# WRITTEN REQUEST
Copy out all the lines exactly. Omit pictures.
----- RECORDS SHOWN
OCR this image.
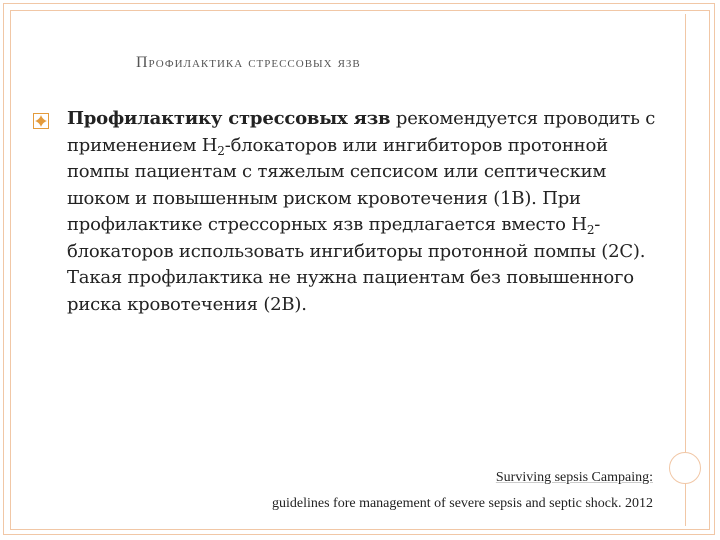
Профилактика стрессовых язв
Профилактику стрессовых язв рекомендуется проводить с применением $Н_2$-блокаторов или ингибиторов протонной помпы пациентам с тяжелым сепсисом или септическим шоком и повышенным риском кровотечения (1B). При профилактике стрессорных язв предлагается вместо $Н_2$-блокаторов использовать ингибиторы протонной помпы (2C). Такая профилактика не нужна пациентам без повышенного риска кровотечения (2B).
Surviving sepsis Campaing:
guidelines fore management of severe sepsis and septic shock. 2012
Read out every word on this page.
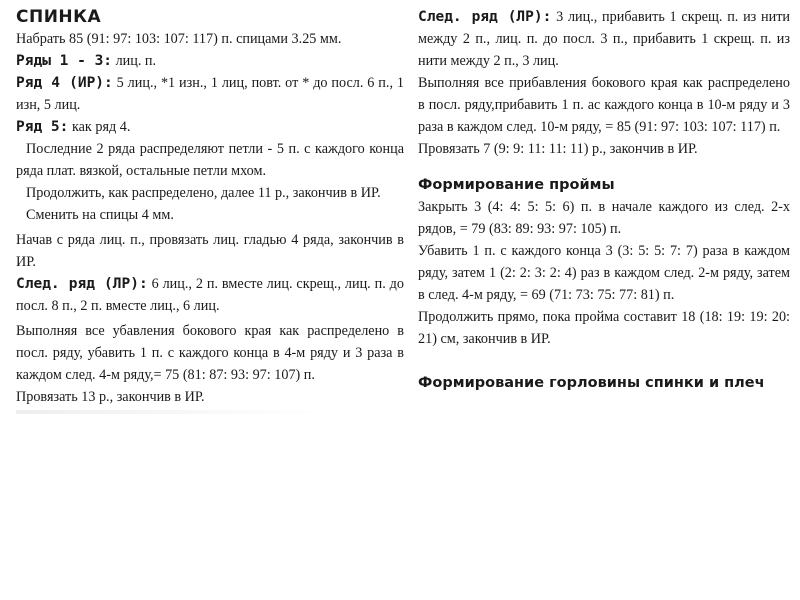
СПИНКА

Набрать 85 (91: 97: 103: 107: 117) п. спицами 3.25 мм.

Ряды 1 - 3: лиц. п.

Ряд 4 (ИР): 5 лиц., *1 изн., 1 лиц, повт. от * до посл. 6 п., 1 изн, 5 лиц.

Ряд 5: как ряд 4.

Последние 2 ряда распределяют петли - 5 п. с каждого конца ряда плат. вязкой, остальные петли мхом.

Продолжить, как распределено, далее 11 р., закончив в ИР.

Сменить на спицы 4 мм.

Начав с ряда лиц. п., провязать лиц. гладью 4 ряда, закончив в ИР.

След. ряд (ЛР): 6 лиц., 2 п. вместе лиц. скрещ., лиц. п. до посл. 8 п., 2 п. вместе лиц., 6 лиц.

Выполняя все убавления бокового края как распределено в посл. ряду, убавить 1 п. с каждого конца в 4-м ряду и 3 раза в каждом след. 4-м ряду,= 75 (81: 87: 93: 97: 107) п.

Провязать 13 р., закончив в ИР.

След. ряд (ЛР): 3 лиц., прибавить 1 скрещ. п. из нити между 2 п., лиц. п. до посл. 3 п., прибавить 1 скрещ. п. из нити между 2 п., 3 лиц.

Выполняя все прибавления бокового края как распределено в посл. ряду,прибавить 1 п. ас каждого конца в 10-м ряду и 3 раза в каждом след. 10-м ряду, = 85 (91: 97: 103: 107: 117) п.

Провязать 7 (9: 9: 11: 11: 11) р., закончив в ИР.

Формирование проймы

Закрыть 3 (4: 4: 5: 5: 6) п. в начале каждого из след. 2-х рядов, = 79 (83: 89: 93: 97: 105) п.

Убавить 1 п. с каждого конца 3 (3: 5: 5: 7: 7) раза в каждом ряду, затем 1 (2: 2: 3: 2: 4) раз в каждом след. 2-м ряду, затем в след. 4-м ряду, = 69 (71: 73: 75: 77: 81) п.

Продолжить прямо, пока пройма составит 18 (18: 19: 19: 20: 21) см, закончив в ИР.

Формирование горловины спинки и плеч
----------
# TASK RESULT
OCR this image.
Профилактика стрессовых язв
Профилактику стрессовых язв рекомендуется проводить с применением $Н_2$-блокаторов или ингибиторов протонной помпы пациентам с тяжелым сепсисом или септическим шоком и повышенным риском кровотечения (1B). При профилактике стрессорных язв предлагается вместо $Н_2$-блокаторов использовать ингибиторы протонной помпы (2C). Такая профилактика не нужна пациентам без повышенного риска кровотечения (2B).
Surviving sepsis Campaing:
guidelines fore management of severe sepsis and septic shock. 2012
Read out every word on this page.
СПИНКА

Набрать 85 (91: 97: 103: 107: 117) п. спицами 3.25 мм.

Ряды 1 - 3: лиц. п.

Ряд 4 (ИР): 5 лиц., *1 изн., 1 лиц, повт. от * до посл. 6 п., 1 изн, 5 лиц.

Ряд 5: как ряд 4.

Последние 2 ряда распределяют петли - 5 п. с каждого конца ряда плат. вязкой, остальные петли мхом.

Продолжить, как распределено, далее 11 р., закончив в ИР.

Сменить на спицы 4 мм.

Начав с ряда лиц. п., провязать лиц. гладью 4 ряда, закончив в ИР.

След. ряд (ЛР): 6 лиц., 2 п. вместе лиц. скрещ., лиц. п. до посл. 8 п., 2 п. вместе лиц., 6 лиц.

Выполняя все убавления бокового края как распределено в посл. ряду, убавить 1 п. с каждого конца в 4-м ряду и 3 раза в каждом след. 4-м ряду,= 75 (81: 87: 93: 97: 107) п.

Провязать 13 р., закончив в ИР.

След. ряд (ЛР): 3 лиц., прибавить 1 скрещ. п. из нити между 2 п., лиц. п. до посл. 3 п., прибавить 1 скрещ. п. из нити между 2 п., 3 лиц.

Выполняя все прибавления бокового края как распределено в посл. ряду,прибавить 1 п. ас каждого конца в 10-м ряду и 3 раза в каждом след. 10-м ряду, = 85 (91: 97: 103: 107: 117) п.

Провязать 7 (9: 9: 11: 11: 11) р., закончив в ИР.

Формирование проймы

Закрыть 3 (4: 4: 5: 5: 6) п. в начале каждого из след. 2-х рядов, = 79 (83: 89: 93: 97: 105) п.

Убавить 1 п. с каждого конца 3 (3: 5: 5: 7: 7) раза в каждом ряду, затем 1 (2: 2: 3: 2: 4) раз в каждом след. 2-м ряду, затем в след. 4-м ряду, = 69 (71: 73: 75: 77: 81) п.

Продолжить прямо, пока пройма составит 18 (18: 19: 19: 20: 21) см, закончив в ИР.

Формирование горловины спинки и плеч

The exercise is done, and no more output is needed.